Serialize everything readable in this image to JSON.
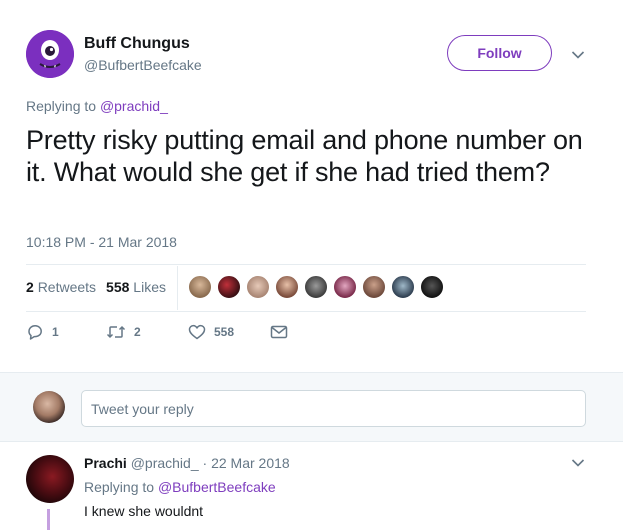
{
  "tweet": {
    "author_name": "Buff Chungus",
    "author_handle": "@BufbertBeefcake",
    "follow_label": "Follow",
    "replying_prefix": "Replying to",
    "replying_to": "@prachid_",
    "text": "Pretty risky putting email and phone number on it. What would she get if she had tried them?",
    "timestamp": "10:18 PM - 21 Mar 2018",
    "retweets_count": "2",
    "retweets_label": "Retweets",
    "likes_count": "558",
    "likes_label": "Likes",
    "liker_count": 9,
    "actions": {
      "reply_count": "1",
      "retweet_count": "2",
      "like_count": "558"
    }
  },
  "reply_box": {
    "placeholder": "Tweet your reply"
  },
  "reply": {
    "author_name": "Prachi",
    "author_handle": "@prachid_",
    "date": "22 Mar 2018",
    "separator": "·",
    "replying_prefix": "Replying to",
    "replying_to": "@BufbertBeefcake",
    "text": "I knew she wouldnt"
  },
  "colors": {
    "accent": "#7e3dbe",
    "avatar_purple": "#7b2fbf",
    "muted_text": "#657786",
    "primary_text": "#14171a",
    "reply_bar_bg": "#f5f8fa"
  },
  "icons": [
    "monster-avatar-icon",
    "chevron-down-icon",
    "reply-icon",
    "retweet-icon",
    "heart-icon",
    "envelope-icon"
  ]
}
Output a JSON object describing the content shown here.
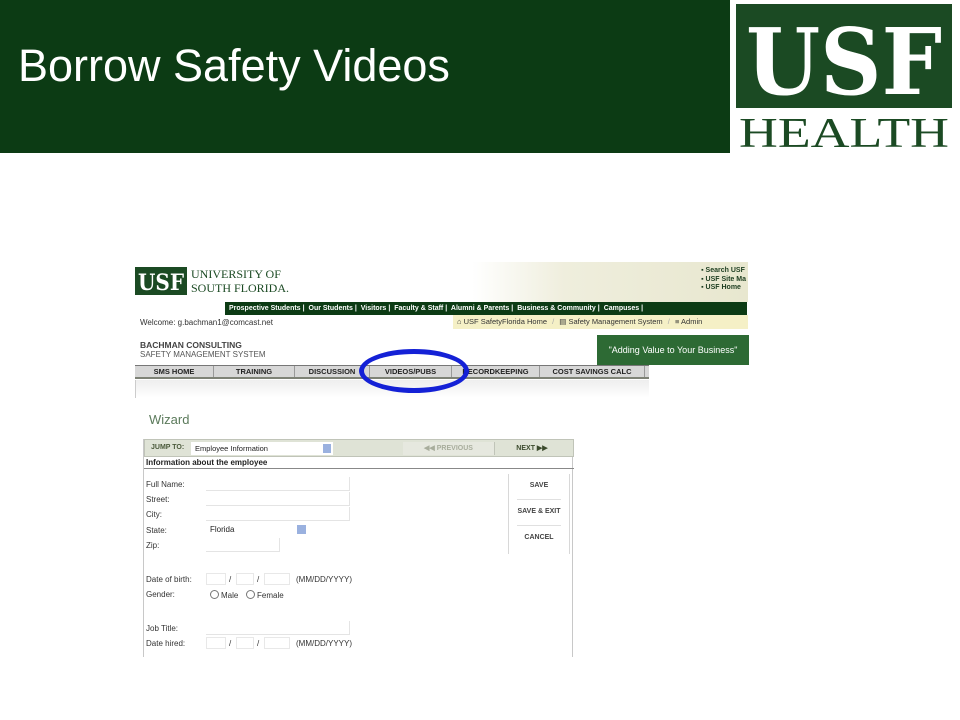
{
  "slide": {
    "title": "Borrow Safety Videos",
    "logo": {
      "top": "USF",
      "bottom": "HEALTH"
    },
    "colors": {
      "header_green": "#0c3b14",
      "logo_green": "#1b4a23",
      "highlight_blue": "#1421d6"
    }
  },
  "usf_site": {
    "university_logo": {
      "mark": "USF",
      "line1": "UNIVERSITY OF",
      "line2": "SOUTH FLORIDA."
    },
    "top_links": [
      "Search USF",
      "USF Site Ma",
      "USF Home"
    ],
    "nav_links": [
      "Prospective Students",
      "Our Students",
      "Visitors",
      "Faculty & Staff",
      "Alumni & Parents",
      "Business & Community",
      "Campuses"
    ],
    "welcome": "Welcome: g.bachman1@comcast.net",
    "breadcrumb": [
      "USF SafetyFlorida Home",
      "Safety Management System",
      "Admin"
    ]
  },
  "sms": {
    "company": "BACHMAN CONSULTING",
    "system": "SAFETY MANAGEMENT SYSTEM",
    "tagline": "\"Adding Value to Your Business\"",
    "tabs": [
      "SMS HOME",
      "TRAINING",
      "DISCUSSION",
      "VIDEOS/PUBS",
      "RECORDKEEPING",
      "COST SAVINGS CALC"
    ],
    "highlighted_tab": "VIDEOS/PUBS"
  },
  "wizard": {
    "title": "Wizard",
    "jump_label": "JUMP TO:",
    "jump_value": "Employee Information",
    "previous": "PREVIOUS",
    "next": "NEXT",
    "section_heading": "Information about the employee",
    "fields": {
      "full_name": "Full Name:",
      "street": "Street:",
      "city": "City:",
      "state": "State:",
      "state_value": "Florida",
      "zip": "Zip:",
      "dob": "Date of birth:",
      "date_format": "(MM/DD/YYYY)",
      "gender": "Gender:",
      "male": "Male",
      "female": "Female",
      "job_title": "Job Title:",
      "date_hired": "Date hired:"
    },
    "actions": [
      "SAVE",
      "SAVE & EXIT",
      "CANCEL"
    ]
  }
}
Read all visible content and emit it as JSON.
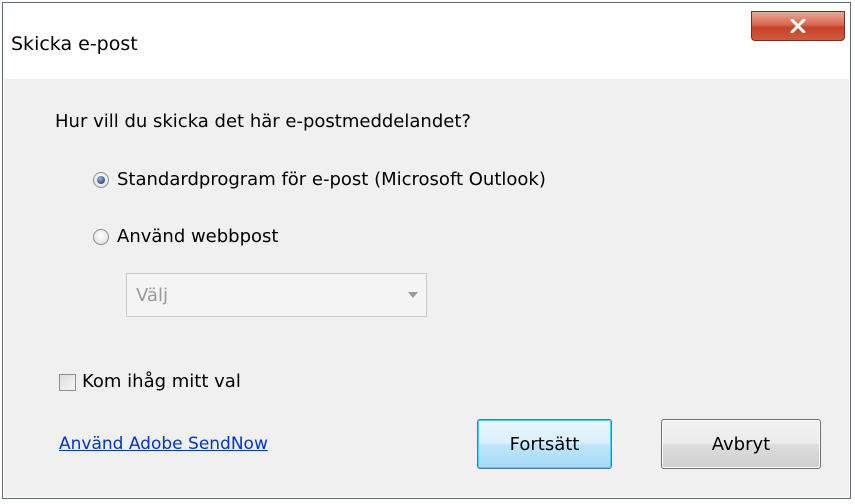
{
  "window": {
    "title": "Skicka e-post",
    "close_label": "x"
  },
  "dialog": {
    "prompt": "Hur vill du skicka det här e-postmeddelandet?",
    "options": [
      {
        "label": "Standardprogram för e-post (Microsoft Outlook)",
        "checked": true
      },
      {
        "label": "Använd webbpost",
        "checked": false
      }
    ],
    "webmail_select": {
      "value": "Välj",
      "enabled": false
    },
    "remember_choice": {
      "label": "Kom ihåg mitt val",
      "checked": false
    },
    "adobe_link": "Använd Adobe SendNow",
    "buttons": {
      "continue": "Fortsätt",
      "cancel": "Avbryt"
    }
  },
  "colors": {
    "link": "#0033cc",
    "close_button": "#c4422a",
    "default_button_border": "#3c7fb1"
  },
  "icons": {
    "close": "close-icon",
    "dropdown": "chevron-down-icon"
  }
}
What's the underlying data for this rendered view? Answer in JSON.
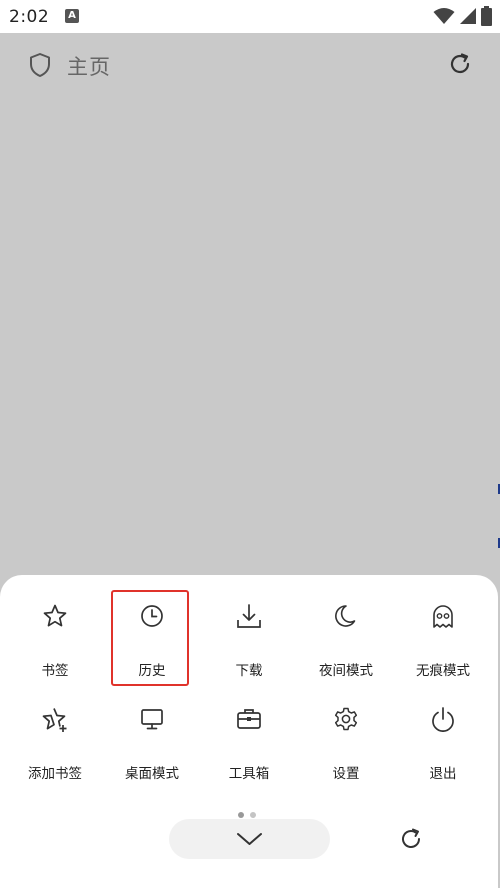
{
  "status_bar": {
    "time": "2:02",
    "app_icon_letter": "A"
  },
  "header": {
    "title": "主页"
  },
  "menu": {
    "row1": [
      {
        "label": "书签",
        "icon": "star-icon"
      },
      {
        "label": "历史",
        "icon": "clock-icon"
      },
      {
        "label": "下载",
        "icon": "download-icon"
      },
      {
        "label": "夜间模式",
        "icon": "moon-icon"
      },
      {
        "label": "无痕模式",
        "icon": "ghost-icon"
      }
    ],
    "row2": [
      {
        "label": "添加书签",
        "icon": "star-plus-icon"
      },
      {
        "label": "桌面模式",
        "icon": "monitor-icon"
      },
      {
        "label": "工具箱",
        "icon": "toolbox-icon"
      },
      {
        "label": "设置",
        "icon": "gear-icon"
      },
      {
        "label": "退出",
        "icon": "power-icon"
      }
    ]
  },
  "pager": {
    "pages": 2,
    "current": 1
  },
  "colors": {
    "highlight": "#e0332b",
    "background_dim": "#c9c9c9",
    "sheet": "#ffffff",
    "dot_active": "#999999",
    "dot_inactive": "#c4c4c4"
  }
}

-----

Written task
Quote each entry above verbatim and drop the pictures.

Solution for this task
Serialize everything readable in this image to JSON.
{
  "tweet": {
    "author_name": "Buff Chungus",
    "author_handle": "@BufbertBeefcake",
    "follow_label": "Follow",
    "replying_prefix": "Replying to",
    "replying_to": "@prachid_",
    "text": "Pretty risky putting email and phone number on it. What would she get if she had tried them?",
    "timestamp": "10:18 PM - 21 Mar 2018",
    "retweets_count": "2",
    "retweets_label": "Retweets",
    "likes_count": "558",
    "likes_label": "Likes",
    "liker_count": 9,
    "actions": {
      "reply_count": "1",
      "retweet_count": "2",
      "like_count": "558"
    }
  },
  "reply_box": {
    "placeholder": "Tweet your reply"
  },
  "reply": {
    "author_name": "Prachi",
    "author_handle": "@prachid_",
    "date": "22 Mar 2018",
    "separator": "·",
    "replying_prefix": "Replying to",
    "replying_to": "@BufbertBeefcake",
    "text": "I knew she wouldnt"
  },
  "colors": {
    "accent": "#7e3dbe",
    "avatar_purple": "#7b2fbf",
    "muted_text": "#657786",
    "primary_text": "#14171a",
    "reply_bar_bg": "#f5f8fa"
  },
  "icons": [
    "monster-avatar-icon",
    "chevron-down-icon",
    "reply-icon",
    "retweet-icon",
    "heart-icon",
    "envelope-icon"
  ]
}
Output a JSON object describing the content shown here.
{
  "slide": {
    "title": "Borrow Safety Videos",
    "logo": {
      "top": "USF",
      "bottom": "HEALTH"
    },
    "colors": {
      "header_green": "#0c3b14",
      "logo_green": "#1b4a23",
      "highlight_blue": "#1421d6"
    }
  },
  "usf_site": {
    "university_logo": {
      "mark": "USF",
      "line1": "UNIVERSITY OF",
      "line2": "SOUTH FLORIDA."
    },
    "top_links": [
      "Search USF",
      "USF Site Ma",
      "USF Home"
    ],
    "nav_links": [
      "Prospective Students",
      "Our Students",
      "Visitors",
      "Faculty & Staff",
      "Alumni & Parents",
      "Business & Community",
      "Campuses"
    ],
    "welcome": "Welcome: g.bachman1@comcast.net",
    "breadcrumb": [
      "USF SafetyFlorida Home",
      "Safety Management System",
      "Admin"
    ]
  },
  "sms": {
    "company": "BACHMAN CONSULTING",
    "system": "SAFETY MANAGEMENT SYSTEM",
    "tagline": "\"Adding Value to Your Business\"",
    "tabs": [
      "SMS HOME",
      "TRAINING",
      "DISCUSSION",
      "VIDEOS/PUBS",
      "RECORDKEEPING",
      "COST SAVINGS CALC"
    ],
    "highlighted_tab": "VIDEOS/PUBS"
  },
  "wizard": {
    "title": "Wizard",
    "jump_label": "JUMP TO:",
    "jump_value": "Employee Information",
    "previous": "PREVIOUS",
    "next": "NEXT",
    "section_heading": "Information about the employee",
    "fields": {
      "full_name": "Full Name:",
      "street": "Street:",
      "city": "City:",
      "state": "State:",
      "state_value": "Florida",
      "zip": "Zip:",
      "dob": "Date of birth:",
      "date_format": "(MM/DD/YYYY)",
      "gender": "Gender:",
      "male": "Male",
      "female": "Female",
      "job_title": "Job Title:",
      "date_hired": "Date hired:"
    },
    "actions": [
      "SAVE",
      "SAVE & EXIT",
      "CANCEL"
    ]
  }
}
Read all visible content and emit it as JSON.
{
  "window": {
    "title": "Skicka e-post",
    "close_label": "x"
  },
  "dialog": {
    "prompt": "Hur vill du skicka det här e-postmeddelandet?",
    "options": [
      {
        "label": "Standardprogram för e-post (Microsoft Outlook)",
        "checked": true
      },
      {
        "label": "Använd webbpost",
        "checked": false
      }
    ],
    "webmail_select": {
      "value": "Välj",
      "enabled": false
    },
    "remember_choice": {
      "label": "Kom ihåg mitt val",
      "checked": false
    },
    "adobe_link": "Använd Adobe SendNow",
    "buttons": {
      "continue": "Fortsätt",
      "cancel": "Avbryt"
    }
  },
  "colors": {
    "link": "#0033cc",
    "close_button": "#c4422a",
    "default_button_border": "#3c7fb1"
  },
  "icons": {
    "close": "close-icon",
    "dropdown": "chevron-down-icon"
  }
}
What's the underlying data for this rendered view? Answer in JSON.
{
  "status_bar": {
    "time": "2:02",
    "app_icon_letter": "A"
  },
  "header": {
    "title": "主页"
  },
  "menu": {
    "row1": [
      {
        "label": "书签",
        "icon": "star-icon"
      },
      {
        "label": "历史",
        "icon": "clock-icon"
      },
      {
        "label": "下载",
        "icon": "download-icon"
      },
      {
        "label": "夜间模式",
        "icon": "moon-icon"
      },
      {
        "label": "无痕模式",
        "icon": "ghost-icon"
      }
    ],
    "row2": [
      {
        "label": "添加书签",
        "icon": "star-plus-icon"
      },
      {
        "label": "桌面模式",
        "icon": "monitor-icon"
      },
      {
        "label": "工具箱",
        "icon": "toolbox-icon"
      },
      {
        "label": "设置",
        "icon": "gear-icon"
      },
      {
        "label": "退出",
        "icon": "power-icon"
      }
    ]
  },
  "pager": {
    "pages": 2,
    "current": 1
  },
  "colors": {
    "highlight": "#e0332b",
    "background_dim": "#c9c9c9",
    "sheet": "#ffffff",
    "dot_active": "#999999",
    "dot_inactive": "#c4c4c4"
  }
}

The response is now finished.